++++ Record set ++++
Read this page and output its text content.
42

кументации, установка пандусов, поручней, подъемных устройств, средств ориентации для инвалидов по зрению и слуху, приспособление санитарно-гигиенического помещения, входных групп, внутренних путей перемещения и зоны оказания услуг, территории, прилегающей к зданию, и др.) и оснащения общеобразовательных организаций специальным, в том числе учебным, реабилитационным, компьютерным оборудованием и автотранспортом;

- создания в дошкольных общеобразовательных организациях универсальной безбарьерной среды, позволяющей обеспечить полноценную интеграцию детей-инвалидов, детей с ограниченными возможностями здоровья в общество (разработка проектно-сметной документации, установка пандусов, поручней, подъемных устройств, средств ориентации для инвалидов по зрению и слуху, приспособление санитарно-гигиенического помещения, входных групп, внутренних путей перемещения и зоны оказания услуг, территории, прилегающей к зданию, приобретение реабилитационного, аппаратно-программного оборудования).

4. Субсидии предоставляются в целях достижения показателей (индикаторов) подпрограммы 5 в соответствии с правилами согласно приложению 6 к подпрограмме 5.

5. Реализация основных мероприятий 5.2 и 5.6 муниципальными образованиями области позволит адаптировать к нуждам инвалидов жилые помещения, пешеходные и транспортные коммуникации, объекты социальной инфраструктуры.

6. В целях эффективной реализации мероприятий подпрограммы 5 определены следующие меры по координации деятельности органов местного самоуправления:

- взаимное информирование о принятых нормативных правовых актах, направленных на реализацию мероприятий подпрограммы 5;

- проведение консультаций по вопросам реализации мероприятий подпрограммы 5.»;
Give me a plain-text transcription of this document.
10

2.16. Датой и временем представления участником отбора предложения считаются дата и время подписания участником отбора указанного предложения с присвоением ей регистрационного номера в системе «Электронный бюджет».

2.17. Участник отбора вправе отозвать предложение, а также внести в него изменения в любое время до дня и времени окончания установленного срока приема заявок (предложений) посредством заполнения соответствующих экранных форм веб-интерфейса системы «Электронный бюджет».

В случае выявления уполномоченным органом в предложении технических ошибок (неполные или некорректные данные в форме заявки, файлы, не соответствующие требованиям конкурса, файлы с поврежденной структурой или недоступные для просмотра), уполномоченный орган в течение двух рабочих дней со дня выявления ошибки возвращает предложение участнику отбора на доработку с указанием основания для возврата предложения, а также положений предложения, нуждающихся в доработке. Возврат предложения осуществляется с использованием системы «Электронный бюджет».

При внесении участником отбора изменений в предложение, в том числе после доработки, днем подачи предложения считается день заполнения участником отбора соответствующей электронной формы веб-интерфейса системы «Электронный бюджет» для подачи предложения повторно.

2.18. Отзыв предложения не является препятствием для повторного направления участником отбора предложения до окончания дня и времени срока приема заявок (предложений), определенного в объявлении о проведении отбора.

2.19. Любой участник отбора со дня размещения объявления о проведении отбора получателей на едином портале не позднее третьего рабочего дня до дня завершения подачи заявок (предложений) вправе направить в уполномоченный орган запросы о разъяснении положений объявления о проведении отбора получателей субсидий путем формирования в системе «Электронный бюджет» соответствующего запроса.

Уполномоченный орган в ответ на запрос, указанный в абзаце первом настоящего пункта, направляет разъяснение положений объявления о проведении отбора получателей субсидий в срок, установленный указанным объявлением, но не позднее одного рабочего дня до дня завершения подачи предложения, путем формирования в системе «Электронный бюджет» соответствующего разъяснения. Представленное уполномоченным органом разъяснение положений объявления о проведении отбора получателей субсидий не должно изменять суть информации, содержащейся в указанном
++++
[Aim of the exercise] Take the lines above and print them exactly.

[Correct output]
Read this page and output its text content.
42

кументации, установка пандусов, поручней, подъемных устройств, средств ориентации для инвалидов по зрению и слуху, приспособление санитарно-гигиенического помещения, входных групп, внутренних путей перемещения и зоны оказания услуг, территории, прилегающей к зданию, и др.) и оснащения общеобразовательных организаций специальным, в том числе учебным, реабилитационным, компьютерным оборудованием и автотранспортом;

- создания в дошкольных общеобразовательных организациях универсальной безбарьерной среды, позволяющей обеспечить полноценную интеграцию детей-инвалидов, детей с ограниченными возможностями здоровья в общество (разработка проектно-сметной документации, установка пандусов, поручней, подъемных устройств, средств ориентации для инвалидов по зрению и слуху, приспособление санитарно-гигиенического помещения, входных групп, внутренних путей перемещения и зоны оказания услуг, территории, прилегающей к зданию, приобретение реабилитационного, аппаратно-программного оборудования).

4. Субсидии предоставляются в целях достижения показателей (индикаторов) подпрограммы 5 в соответствии с правилами согласно приложению 6 к подпрограмме 5.

5. Реализация основных мероприятий 5.2 и 5.6 муниципальными образованиями области позволит адаптировать к нуждам инвалидов жилые помещения, пешеходные и транспортные коммуникации, объекты социальной инфраструктуры.

6. В целях эффективной реализации мероприятий подпрограммы 5 определены следующие меры по координации деятельности органов местного самоуправления:

- взаимное информирование о принятых нормативных правовых актах, направленных на реализацию мероприятий подпрограммы 5;

- проведение консультаций по вопросам реализации мероприятий подпрограммы 5.»;
Give me a plain-text transcription of this document.
10

2.16. Датой и временем представления участником отбора предложения считаются дата и время подписания участником отбора указанного предложения с присвоением ей регистрационного номера в системе «Электронный бюджет».

2.17. Участник отбора вправе отозвать предложение, а также внести в него изменения в любое время до дня и времени окончания установленного срока приема заявок (предложений) посредством заполнения соответствующих экранных форм веб-интерфейса системы «Электронный бюджет».

В случае выявления уполномоченным органом в предложении технических ошибок (неполные или некорректные данные в форме заявки, файлы, не соответствующие требованиям конкурса, файлы с поврежденной структурой или недоступные для просмотра), уполномоченный орган в течение двух рабочих дней со дня выявления ошибки возвращает предложение участнику отбора на доработку с указанием основания для возврата предложения, а также положений предложения, нуждающихся в доработке. Возврат предложения осуществляется с использованием системы «Электронный бюджет».

При внесении участником отбора изменений в предложение, в том числе после доработки, днем подачи предложения считается день заполнения участником отбора соответствующей электронной формы веб-интерфейса системы «Электронный бюджет» для подачи предложения повторно.

2.18. Отзыв предложения не является препятствием для повторного направления участником отбора предложения до окончания дня и времени срока приема заявок (предложений), определенного в объявлении о проведении отбора.

2.19. Любой участник отбора со дня размещения объявления о проведении отбора получателей на едином портале не позднее третьего рабочего дня до дня завершения подачи заявок (предложений) вправе направить в уполномоченный орган запросы о разъяснении положений объявления о проведении отбора получателей субсидий путем формирования в системе «Электронный бюджет» соответствующего запроса.

Уполномоченный орган в ответ на запрос, указанный в абзаце первом настоящего пункта, направляет разъяснение положений объявления о проведении отбора получателей субсидий в срок, установленный указанным объявлением, но не позднее одного рабочего дня до дня завершения подачи предложения, путем формирования в системе «Электронный бюджет» соответствующего разъяснения. Представленное уполномоченным органом разъяснение положений объявления о проведении отбора получателей субсидий не должно изменять суть информации, содержащейся в указанном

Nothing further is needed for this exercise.